Exercise goal:
Could you copy every line from the material below in which "Zimmerausstattung" appears?
══════════
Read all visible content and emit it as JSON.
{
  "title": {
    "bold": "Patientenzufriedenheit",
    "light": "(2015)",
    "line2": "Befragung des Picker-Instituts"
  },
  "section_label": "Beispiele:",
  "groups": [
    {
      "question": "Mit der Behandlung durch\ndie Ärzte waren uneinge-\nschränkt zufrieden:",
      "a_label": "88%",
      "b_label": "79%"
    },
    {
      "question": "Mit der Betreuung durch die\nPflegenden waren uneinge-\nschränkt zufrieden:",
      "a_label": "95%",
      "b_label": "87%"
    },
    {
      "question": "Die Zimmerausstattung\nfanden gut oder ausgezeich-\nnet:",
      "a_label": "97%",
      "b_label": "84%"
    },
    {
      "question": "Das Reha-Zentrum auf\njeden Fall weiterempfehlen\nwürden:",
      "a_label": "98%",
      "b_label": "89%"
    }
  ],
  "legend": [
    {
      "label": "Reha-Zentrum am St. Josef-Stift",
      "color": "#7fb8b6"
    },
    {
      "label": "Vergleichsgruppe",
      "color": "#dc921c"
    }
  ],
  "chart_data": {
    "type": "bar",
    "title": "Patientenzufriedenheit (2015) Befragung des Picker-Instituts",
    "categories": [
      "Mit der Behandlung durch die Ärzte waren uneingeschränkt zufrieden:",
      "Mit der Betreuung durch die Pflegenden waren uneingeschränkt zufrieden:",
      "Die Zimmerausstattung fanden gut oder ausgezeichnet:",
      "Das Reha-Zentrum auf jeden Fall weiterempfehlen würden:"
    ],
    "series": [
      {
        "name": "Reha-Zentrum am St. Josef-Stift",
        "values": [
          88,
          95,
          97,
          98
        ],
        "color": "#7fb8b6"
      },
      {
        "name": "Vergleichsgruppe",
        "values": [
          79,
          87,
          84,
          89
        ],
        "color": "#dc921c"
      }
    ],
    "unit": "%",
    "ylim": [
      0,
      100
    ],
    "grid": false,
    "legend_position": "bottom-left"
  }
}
══════════
The output:
      "question": "Die Zimmerausstattung\nfanden gut oder ausgezeich-\nnet:",
      "Die Zimmerausstattung fanden gut oder ausgezeichnet:",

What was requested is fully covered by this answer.